Stored records:
[BEGIN]
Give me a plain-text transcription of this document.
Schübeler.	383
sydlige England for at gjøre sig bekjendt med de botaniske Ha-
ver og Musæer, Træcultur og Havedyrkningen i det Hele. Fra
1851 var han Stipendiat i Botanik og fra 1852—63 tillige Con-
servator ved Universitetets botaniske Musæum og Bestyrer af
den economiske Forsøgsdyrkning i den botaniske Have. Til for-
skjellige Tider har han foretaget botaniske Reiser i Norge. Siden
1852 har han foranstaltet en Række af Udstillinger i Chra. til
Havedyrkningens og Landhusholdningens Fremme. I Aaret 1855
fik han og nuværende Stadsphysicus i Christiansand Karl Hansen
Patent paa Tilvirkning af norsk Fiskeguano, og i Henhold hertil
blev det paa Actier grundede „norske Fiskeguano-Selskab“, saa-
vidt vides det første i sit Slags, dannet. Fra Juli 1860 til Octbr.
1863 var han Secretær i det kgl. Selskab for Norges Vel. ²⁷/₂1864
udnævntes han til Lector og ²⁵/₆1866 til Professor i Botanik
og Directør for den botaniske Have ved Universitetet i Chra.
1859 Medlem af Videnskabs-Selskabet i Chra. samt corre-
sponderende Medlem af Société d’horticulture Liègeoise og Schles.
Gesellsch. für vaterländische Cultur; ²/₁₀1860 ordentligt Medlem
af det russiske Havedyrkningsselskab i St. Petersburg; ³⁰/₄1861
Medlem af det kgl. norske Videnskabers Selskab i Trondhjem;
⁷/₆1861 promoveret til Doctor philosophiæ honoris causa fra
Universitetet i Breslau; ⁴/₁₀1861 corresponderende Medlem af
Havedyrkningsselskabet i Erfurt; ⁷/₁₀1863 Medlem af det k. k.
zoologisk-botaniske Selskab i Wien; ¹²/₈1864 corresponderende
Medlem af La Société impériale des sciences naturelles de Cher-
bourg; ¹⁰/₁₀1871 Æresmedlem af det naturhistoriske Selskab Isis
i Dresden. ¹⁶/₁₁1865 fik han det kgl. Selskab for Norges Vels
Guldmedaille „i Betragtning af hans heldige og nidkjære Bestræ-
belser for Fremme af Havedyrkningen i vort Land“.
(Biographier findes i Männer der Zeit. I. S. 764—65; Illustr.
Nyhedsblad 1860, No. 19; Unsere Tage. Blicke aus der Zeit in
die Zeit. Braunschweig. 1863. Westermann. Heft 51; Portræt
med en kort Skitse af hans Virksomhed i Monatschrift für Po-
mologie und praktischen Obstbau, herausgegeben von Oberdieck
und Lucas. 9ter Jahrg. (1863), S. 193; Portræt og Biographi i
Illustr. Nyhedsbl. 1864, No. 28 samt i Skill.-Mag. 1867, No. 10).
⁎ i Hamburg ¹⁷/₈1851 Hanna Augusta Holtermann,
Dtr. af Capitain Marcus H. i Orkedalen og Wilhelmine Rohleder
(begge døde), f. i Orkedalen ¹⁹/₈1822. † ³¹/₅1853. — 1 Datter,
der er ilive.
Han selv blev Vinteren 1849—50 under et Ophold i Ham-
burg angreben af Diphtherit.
[END]
§ **INSTRUCTIONS FOR THE TASK**:
Your task is to gather every line with the word "Portræt" and copy it.

§ **OUTPUT**:
die Zeit. Braunschweig. 1863. Westermann. Heft 51; Portræt
und Lucas. 9ter Jahrg. (1863), S. 193; Portræt og Biographi i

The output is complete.